• Task to complete:
Among the records below, find each line that includes the string "Distance" and copy it.

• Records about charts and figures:
★ ★ ★
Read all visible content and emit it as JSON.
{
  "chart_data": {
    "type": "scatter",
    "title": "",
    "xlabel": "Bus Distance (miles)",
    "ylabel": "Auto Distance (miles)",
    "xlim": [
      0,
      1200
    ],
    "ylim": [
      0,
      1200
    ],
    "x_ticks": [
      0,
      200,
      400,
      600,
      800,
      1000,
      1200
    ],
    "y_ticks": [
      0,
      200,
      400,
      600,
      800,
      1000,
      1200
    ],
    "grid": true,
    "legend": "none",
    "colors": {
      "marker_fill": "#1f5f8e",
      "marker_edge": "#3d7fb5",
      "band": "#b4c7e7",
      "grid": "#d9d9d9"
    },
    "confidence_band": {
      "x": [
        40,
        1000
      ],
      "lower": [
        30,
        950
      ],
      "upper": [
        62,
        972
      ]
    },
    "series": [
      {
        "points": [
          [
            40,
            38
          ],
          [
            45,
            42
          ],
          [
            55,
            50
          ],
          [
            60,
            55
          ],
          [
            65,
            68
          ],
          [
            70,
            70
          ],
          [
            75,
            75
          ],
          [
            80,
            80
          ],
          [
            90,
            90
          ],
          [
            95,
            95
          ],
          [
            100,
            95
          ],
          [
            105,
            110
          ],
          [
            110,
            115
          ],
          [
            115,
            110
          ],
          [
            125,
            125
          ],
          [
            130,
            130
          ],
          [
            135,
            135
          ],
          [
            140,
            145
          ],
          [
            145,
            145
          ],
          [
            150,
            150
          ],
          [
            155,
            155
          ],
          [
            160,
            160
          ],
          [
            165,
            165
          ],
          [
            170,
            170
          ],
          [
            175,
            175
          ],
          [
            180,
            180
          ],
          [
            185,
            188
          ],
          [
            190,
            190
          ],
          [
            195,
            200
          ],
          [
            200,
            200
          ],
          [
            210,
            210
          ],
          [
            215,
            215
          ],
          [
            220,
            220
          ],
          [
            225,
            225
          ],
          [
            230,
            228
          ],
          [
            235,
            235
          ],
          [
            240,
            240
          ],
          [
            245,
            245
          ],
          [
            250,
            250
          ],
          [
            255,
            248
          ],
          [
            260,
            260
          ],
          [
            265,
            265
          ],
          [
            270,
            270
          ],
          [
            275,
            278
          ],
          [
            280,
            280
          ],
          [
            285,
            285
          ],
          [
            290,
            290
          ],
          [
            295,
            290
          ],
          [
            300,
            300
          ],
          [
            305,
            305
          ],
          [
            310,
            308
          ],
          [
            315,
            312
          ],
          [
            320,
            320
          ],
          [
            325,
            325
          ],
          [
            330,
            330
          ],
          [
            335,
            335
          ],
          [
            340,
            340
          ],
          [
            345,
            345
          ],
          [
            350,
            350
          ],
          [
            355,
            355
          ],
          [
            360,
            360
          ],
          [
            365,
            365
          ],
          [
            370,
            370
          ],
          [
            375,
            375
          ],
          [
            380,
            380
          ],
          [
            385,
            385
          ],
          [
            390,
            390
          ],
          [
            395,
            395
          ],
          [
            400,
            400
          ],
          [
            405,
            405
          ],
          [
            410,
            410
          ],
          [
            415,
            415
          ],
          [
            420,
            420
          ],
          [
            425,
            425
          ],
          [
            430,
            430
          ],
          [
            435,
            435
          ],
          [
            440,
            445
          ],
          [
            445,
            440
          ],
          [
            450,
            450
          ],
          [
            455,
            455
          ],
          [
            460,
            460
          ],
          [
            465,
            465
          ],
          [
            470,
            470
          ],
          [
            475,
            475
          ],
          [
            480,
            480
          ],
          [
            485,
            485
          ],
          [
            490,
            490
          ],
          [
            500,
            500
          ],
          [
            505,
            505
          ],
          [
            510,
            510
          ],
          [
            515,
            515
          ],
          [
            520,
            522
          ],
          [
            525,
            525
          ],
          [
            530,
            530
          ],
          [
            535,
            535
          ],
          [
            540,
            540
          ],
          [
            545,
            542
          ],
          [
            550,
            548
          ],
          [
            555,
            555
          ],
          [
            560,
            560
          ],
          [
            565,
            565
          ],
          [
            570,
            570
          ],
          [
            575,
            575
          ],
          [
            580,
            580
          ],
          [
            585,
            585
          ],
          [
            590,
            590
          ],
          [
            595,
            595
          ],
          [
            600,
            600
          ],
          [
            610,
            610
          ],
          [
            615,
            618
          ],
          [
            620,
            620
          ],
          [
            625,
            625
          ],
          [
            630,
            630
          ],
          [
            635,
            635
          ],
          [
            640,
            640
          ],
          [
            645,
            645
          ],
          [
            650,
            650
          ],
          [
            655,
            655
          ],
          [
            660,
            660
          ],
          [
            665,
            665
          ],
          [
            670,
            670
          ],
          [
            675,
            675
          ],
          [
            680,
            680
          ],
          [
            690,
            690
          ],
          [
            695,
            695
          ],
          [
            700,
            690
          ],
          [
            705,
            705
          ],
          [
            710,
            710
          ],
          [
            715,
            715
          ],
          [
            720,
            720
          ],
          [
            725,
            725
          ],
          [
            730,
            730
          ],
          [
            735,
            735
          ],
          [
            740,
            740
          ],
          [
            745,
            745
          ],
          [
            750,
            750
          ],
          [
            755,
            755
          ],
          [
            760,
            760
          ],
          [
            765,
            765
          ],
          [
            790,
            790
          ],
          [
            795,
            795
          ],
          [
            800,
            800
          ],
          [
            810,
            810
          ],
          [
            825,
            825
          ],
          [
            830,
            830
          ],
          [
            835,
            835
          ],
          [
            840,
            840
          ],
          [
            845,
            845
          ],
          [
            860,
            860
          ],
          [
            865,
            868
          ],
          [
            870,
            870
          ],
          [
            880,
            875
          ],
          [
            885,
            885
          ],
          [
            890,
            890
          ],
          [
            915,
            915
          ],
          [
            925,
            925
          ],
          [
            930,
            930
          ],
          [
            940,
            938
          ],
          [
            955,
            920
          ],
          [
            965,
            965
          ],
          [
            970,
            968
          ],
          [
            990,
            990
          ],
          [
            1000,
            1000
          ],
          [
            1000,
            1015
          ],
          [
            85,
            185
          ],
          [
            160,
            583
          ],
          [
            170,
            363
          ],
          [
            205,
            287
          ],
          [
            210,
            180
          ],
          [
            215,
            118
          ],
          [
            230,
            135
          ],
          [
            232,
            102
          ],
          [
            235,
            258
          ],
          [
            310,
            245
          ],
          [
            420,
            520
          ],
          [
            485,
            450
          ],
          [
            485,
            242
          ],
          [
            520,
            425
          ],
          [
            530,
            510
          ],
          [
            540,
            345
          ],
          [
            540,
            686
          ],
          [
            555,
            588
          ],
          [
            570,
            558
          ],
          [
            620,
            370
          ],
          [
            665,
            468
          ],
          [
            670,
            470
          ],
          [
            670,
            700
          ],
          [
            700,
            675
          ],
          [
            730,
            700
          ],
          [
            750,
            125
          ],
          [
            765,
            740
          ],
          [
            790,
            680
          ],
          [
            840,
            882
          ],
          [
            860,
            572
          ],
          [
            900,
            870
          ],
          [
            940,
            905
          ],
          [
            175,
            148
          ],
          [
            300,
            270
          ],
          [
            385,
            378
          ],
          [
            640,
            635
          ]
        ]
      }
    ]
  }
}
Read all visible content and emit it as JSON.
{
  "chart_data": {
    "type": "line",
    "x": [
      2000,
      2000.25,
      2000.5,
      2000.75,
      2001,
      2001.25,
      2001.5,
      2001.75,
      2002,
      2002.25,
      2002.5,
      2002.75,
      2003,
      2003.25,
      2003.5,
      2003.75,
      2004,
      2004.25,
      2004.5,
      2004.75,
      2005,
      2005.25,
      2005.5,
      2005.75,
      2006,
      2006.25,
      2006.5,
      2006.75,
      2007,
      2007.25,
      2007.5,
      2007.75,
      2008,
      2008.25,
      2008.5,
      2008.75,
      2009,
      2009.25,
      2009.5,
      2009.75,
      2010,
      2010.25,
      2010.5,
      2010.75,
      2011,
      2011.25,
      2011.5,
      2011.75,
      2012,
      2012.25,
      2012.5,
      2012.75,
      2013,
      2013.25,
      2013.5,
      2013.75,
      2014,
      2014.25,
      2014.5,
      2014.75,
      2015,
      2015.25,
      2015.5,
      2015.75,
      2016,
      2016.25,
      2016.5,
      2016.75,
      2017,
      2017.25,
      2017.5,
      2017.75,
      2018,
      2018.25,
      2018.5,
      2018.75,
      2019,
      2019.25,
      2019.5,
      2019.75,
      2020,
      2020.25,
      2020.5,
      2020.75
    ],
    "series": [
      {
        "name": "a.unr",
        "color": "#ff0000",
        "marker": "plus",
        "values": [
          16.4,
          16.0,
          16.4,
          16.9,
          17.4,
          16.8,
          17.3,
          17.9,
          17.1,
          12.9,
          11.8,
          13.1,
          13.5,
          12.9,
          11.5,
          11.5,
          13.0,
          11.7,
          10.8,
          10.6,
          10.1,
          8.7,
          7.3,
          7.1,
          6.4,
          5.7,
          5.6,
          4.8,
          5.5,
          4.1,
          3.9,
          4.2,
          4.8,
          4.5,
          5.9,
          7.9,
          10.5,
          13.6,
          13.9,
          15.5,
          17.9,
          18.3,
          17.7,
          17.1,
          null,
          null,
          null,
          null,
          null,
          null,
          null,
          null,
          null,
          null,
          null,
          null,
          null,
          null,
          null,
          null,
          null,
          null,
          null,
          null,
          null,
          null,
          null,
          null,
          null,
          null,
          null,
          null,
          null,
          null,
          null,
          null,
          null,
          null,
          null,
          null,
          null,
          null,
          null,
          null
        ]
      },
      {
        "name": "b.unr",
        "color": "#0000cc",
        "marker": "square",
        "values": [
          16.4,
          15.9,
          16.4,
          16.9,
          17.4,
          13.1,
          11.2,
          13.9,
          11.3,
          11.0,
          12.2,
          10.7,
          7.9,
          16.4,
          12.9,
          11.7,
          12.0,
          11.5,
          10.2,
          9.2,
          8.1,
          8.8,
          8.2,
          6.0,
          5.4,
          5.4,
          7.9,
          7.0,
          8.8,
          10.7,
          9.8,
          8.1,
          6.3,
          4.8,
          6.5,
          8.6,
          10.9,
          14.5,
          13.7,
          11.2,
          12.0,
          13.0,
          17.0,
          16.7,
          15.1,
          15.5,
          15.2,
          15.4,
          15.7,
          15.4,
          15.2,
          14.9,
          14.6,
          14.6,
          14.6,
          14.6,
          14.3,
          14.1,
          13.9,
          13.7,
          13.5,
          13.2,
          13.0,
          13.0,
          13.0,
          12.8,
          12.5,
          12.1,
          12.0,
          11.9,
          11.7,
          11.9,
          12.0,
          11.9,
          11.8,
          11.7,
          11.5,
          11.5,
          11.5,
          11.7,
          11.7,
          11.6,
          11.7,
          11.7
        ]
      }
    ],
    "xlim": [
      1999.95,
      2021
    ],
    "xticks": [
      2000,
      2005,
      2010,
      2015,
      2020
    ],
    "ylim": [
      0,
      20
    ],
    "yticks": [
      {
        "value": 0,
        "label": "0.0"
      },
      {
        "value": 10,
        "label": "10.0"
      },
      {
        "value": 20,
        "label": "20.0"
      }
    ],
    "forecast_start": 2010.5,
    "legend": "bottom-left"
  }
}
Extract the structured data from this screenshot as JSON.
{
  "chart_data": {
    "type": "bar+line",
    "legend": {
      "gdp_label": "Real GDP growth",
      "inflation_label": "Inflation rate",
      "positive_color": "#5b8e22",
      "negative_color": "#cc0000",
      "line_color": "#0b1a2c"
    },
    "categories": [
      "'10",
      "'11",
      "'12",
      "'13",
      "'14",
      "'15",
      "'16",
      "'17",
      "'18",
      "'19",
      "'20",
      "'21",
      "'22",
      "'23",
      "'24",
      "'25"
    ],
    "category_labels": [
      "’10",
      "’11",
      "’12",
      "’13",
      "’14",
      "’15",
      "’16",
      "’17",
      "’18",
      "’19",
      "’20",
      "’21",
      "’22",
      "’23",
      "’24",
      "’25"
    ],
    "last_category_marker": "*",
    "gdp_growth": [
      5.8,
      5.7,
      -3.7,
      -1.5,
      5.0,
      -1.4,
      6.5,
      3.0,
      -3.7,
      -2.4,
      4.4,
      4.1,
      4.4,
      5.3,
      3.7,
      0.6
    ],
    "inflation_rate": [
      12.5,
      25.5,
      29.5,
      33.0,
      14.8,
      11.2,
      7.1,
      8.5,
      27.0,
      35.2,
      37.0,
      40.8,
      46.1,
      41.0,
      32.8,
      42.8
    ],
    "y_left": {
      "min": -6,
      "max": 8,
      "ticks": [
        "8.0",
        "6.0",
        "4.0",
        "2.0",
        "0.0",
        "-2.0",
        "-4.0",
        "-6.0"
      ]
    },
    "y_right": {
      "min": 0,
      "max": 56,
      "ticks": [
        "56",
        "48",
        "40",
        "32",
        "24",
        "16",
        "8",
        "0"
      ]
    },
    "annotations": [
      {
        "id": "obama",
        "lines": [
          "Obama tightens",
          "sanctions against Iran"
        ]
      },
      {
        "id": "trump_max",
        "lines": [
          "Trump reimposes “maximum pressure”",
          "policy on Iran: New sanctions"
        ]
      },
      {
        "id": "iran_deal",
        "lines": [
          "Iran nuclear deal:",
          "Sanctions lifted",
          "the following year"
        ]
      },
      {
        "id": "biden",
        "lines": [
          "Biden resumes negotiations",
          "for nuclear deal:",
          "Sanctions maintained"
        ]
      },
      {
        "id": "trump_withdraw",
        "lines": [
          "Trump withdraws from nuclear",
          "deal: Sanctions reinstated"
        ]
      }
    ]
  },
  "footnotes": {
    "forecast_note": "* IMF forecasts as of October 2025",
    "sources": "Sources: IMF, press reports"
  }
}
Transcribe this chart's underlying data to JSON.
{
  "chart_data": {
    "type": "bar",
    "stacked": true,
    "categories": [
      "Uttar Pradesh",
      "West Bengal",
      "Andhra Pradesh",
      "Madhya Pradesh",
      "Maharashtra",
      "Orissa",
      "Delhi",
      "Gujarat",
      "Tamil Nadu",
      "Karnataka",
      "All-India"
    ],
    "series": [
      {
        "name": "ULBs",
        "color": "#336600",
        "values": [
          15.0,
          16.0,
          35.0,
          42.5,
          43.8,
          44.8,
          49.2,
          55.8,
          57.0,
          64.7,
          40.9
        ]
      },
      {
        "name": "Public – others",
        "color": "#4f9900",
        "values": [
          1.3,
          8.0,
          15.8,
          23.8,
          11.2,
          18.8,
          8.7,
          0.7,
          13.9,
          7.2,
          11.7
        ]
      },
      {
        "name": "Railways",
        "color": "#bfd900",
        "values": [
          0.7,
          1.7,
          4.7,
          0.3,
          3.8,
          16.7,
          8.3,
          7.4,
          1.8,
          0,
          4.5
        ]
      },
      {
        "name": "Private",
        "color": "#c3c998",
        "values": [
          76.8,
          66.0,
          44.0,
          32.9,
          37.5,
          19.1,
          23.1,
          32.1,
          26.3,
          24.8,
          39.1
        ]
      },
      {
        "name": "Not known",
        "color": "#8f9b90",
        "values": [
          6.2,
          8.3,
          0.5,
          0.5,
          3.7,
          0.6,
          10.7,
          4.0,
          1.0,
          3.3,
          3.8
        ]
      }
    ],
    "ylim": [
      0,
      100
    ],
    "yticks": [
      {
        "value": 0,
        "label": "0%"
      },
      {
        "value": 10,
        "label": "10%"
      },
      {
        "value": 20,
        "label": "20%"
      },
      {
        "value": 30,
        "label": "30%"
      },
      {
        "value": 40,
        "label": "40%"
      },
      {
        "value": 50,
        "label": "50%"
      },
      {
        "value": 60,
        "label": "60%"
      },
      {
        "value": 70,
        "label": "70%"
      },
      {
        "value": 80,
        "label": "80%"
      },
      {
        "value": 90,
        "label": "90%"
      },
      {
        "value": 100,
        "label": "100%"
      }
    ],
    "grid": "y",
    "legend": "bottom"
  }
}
★ ★ ★
• Response to the exercise:
    "xlabel": "Bus Distance (miles)",
    "ylabel": "Auto Distance (miles)",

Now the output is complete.